■ Extract to read:
+++++

The title of the original script was 'The Skin Interpreter'. Writer-director Daniel Kremer disliked it and changed the title to A Trip to Swadades when he encountered the Portuguese word "saudades" in reading Jorge Luis Borges. The word "saudades" (meaning "intense longing and nostalgia for a thing of the past"), coincidentally, is production designer Paul Sylbert's favorite word. Sylbert is fluent in the Portuguese language.
During the rehearsal period, the director gave all the actors individualized CD music mixes that pertained to their respective characters. Their instructions were to pick one song from the mix and to work with it in the performance. Actor Bob Swenson, who portrayed Schweitzer, selected the song "My Sister and I" performed by Tommy Dorsey and His Orchestra. Swenson claims that that song was much of the foundation for his performance in the film.
The film was shot by uniformly and deliberately underexposing the film stock. In the processing, the super-16mm black-and-white negative was "pushed" (a process which compensates for lack of proper exposure), thus heightening the grain. In addition to this, the blacks, whites and grays in the image appear precisely and properly distinguished from each other. This accounts for the unique visual quality and peculiar texture of the film. The contrast was also especially boosted for the film's rural exteriors, which were shot in West Grove, Pennsylvania, about three hours from the city of Philadelphia, where the majority of the film was shot. Some of the "home movie sequences" shot especially for the film were "pulled," which compensates for overexposure, to give it an opposing quality to the rest of the film, which is all "pushed" material.

+++++

Carry the production notes on A Trip to Swadades forward from their last sentence.

+++++

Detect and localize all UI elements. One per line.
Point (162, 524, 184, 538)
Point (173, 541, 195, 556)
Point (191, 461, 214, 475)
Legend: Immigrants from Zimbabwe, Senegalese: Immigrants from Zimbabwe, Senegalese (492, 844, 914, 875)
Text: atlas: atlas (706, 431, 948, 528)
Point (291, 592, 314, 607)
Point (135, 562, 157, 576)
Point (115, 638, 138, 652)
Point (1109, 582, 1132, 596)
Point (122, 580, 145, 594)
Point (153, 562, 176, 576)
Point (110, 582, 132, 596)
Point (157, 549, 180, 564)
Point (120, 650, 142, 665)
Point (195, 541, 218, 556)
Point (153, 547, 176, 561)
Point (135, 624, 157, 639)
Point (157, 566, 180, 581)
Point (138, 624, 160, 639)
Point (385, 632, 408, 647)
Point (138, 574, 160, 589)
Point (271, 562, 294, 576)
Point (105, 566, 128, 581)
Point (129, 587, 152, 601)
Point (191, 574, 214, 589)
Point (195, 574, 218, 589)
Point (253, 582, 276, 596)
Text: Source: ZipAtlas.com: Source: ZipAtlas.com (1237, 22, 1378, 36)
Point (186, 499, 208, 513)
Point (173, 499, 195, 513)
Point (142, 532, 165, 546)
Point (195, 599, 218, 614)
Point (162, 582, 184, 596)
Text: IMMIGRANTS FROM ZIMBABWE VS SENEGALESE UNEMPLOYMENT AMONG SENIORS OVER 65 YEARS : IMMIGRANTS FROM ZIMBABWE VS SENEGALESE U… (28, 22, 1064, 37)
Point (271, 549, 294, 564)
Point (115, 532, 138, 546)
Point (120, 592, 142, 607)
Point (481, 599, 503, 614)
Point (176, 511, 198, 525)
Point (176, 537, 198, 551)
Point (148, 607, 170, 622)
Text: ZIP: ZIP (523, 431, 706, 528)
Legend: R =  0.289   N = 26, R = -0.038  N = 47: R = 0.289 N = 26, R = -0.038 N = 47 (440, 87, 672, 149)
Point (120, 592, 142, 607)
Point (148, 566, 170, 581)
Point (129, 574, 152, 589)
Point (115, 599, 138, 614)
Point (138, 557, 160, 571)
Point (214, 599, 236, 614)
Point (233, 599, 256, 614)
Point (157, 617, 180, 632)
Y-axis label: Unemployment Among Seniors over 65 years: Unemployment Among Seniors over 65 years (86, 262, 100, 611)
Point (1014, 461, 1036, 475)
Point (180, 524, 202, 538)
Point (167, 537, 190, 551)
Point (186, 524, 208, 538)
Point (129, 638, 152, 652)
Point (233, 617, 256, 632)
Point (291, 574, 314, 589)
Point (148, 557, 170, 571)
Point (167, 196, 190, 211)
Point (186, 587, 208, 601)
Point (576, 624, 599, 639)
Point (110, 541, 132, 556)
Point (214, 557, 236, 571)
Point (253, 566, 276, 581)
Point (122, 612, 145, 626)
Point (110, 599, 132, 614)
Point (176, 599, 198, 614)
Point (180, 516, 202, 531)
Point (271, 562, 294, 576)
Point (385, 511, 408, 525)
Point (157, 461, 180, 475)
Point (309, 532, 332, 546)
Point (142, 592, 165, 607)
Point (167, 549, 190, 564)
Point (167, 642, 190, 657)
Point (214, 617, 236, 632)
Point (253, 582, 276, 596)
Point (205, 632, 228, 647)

+++++

■ The answer:
Daniel Kremer told actor Stephen Hatzai to base his performance of Claude Schoonover on the mannerisms of Sterling Hayden.
The part where the character Schweitzer mistakes his old friend Schoonover for someone who was "eaten by a shark in Frisco" is a reference to Richard Fariña's Beat Generation novel Been Down So Long It Looks Like Up to Me. In the novel, the main character Gnossos observes an old friend walk up to him after not seeing him for a long time, saying "I thought you were eaten by a shark in San Francisco or somethin'." Similar to the film, the character in the novel is returning to his old stomping grounds, much like the Schweitzer character does in the film. The novel Been Down So Long It Looks Like Up to Me is one of the director's favorite novels.
Daniel Kremer: [Movie within the movie] An old movie playing on a television screen during a scene. In this film, it is Meet John Doe (1940) playing on the television during the opening convenience store scene.